### Goal of the exercise
Output every line below without omitting or altering anything.

* * *

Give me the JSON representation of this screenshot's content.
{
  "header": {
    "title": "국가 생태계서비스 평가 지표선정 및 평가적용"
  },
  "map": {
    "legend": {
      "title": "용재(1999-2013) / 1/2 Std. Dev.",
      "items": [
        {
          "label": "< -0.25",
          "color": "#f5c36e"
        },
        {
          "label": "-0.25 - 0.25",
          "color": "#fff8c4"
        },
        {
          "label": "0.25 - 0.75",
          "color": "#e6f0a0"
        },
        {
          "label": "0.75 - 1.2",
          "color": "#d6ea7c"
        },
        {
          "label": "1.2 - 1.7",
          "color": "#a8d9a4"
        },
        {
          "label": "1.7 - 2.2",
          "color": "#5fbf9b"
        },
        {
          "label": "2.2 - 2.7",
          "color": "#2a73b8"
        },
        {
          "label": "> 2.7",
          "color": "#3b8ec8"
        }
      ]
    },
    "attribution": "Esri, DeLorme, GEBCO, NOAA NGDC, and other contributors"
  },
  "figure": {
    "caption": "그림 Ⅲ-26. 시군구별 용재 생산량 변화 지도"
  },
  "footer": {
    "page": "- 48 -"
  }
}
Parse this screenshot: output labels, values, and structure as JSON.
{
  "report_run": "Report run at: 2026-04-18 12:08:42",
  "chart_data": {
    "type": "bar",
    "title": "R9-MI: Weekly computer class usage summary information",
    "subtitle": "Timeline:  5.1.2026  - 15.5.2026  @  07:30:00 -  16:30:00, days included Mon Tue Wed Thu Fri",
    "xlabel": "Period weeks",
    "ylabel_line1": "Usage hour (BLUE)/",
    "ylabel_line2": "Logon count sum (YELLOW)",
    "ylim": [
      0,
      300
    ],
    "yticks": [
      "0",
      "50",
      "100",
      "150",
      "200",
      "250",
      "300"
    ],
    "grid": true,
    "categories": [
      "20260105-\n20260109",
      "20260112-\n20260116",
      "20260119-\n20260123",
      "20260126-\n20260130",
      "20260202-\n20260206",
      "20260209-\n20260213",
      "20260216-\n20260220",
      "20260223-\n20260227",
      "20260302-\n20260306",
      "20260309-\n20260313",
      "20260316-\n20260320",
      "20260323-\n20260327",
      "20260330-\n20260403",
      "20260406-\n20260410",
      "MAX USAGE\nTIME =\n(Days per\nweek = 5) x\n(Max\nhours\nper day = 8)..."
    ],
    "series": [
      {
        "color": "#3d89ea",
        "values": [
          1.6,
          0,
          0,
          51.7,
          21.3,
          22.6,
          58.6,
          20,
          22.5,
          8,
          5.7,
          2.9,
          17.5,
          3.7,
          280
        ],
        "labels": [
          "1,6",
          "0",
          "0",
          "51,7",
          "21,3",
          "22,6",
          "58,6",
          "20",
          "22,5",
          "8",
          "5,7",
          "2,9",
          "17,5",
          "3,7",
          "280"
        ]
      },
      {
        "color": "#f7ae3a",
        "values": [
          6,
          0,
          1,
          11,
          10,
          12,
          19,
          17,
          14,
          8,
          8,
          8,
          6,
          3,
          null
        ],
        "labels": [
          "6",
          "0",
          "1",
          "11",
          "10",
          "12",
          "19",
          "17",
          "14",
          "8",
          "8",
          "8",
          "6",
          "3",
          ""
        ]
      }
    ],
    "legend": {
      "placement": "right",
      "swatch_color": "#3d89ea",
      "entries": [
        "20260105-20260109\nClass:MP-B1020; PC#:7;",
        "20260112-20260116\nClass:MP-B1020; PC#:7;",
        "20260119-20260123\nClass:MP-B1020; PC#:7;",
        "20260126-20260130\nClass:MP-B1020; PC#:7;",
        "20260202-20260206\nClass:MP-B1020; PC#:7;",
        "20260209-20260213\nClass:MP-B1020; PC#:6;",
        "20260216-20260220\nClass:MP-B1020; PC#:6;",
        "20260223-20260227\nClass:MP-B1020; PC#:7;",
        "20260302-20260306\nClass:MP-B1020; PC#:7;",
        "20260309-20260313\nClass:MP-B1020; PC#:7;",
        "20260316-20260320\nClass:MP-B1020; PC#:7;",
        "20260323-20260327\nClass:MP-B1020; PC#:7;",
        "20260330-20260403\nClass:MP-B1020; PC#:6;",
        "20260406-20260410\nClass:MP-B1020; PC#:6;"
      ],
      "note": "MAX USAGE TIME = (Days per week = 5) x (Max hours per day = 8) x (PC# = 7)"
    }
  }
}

* * *

### Response
Give me the JSON representation of this screenshot's content.
{
  "header": {
    "title": "국가 생태계서비스 평가 지표선정 및 평가적용"
  },
  "map": {
    "legend": {
      "title": "용재(1999-2013) / 1/2 Std. Dev.",
      "items": [
        {
          "label": "< -0.25",
          "color": "#f5c36e"
        },
        {
          "label": "-0.25 - 0.25",
          "color": "#fff8c4"
        },
        {
          "label": "0.25 - 0.75",
          "color": "#e6f0a0"
        },
        {
          "label": "0.75 - 1.2",
          "color": "#d6ea7c"
        },
        {
          "label": "1.2 - 1.7",
          "color": "#a8d9a4"
        },
        {
          "label": "1.7 - 2.2",
          "color": "#5fbf9b"
        },
        {
          "label": "2.2 - 2.7",
          "color": "#2a73b8"
        },
        {
          "label": "> 2.7",
          "color": "#3b8ec8"
        }
      ]
    },
    "attribution": "Esri, DeLorme, GEBCO, NOAA NGDC, and other contributors"
  },
  "figure": {
    "caption": "그림 Ⅲ-26. 시군구별 용재 생산량 변화 지도"
  },
  "footer": {
    "page": "- 48 -"
  }
}
Parse this screenshot: output labels, values, and structure as JSON.
{
  "report_run": "Report run at: 2026-04-18 12:08:42",
  "chart_data": {
    "type": "bar",
    "title": "R9-MI: Weekly computer class usage summary information",
    "subtitle": "Timeline:  5.1.2026  - 15.5.2026  @  07:30:00 -  16:30:00, days included Mon Tue Wed Thu Fri",
    "xlabel": "Period weeks",
    "ylabel_line1": "Usage hour (BLUE)/",
    "ylabel_line2": "Logon count sum (YELLOW)",
    "ylim": [
      0,
      300
    ],
    "yticks": [
      "0",
      "50",
      "100",
      "150",
      "200",
      "250",
      "300"
    ],
    "grid": true,
    "categories": [
      "20260105-\n20260109",
      "20260112-\n20260116",
      "20260119-\n20260123",
      "20260126-\n20260130",
      "20260202-\n20260206",
      "20260209-\n20260213",
      "20260216-\n20260220",
      "20260223-\n20260227",
      "20260302-\n20260306",
      "20260309-\n20260313",
      "20260316-\n20260320",
      "20260323-\n20260327",
      "20260330-\n20260403",
      "20260406-\n20260410",
      "MAX USAGE\nTIME =\n(Days per\nweek = 5) x\n(Max\nhours\nper day = 8)..."
    ],
    "series": [
      {
        "color": "#3d89ea",
        "values": [
          1.6,
          0,
          0,
          51.7,
          21.3,
          22.6,
          58.6,
          20,
          22.5,
          8,
          5.7,
          2.9,
          17.5,
          3.7,
          280
        ],
        "labels": [
          "1,6",
          "0",
          "0",
          "51,7",
          "21,3",
          "22,6",
          "58,6",
          "20",
          "22,5",
          "8",
          "5,7",
          "2,9",
          "17,5",
          "3,7",
          "280"
        ]
      },
      {
        "color": "#f7ae3a",
        "values": [
          6,
          0,
          1,
          11,
          10,
          12,
          19,
          17,
          14,
          8,
          8,
          8,
          6,
          3,
          null
        ],
        "labels": [
          "6",
          "0",
          "1",
          "11",
          "10",
          "12",
          "19",
          "17",
          "14",
          "8",
          "8",
          "8",
          "6",
          "3",
          ""
        ]
      }
    ],
    "legend": {
      "placement": "right",
      "swatch_color": "#3d89ea",
      "entries": [
        "20260105-20260109\nClass:MP-B1020; PC#:7;",
        "20260112-20260116\nClass:MP-B1020; PC#:7;",
        "20260119-20260123\nClass:MP-B1020; PC#:7;",
        "20260126-20260130\nClass:MP-B1020; PC#:7;",
        "20260202-20260206\nClass:MP-B1020; PC#:7;",
        "20260209-20260213\nClass:MP-B1020; PC#:6;",
        "20260216-20260220\nClass:MP-B1020; PC#:6;",
        "20260223-20260227\nClass:MP-B1020; PC#:7;",
        "20260302-20260306\nClass:MP-B1020; PC#:7;",
        "20260309-20260313\nClass:MP-B1020; PC#:7;",
        "20260316-20260320\nClass:MP-B1020; PC#:7;",
        "20260323-20260327\nClass:MP-B1020; PC#:7;",
        "20260330-20260403\nClass:MP-B1020; PC#:6;",
        "20260406-20260410\nClass:MP-B1020; PC#:6;"
      ],
      "note": "MAX USAGE TIME = (Days per week = 5) x (Max hours per day = 8) x (PC# = 7)"
    }
  }
}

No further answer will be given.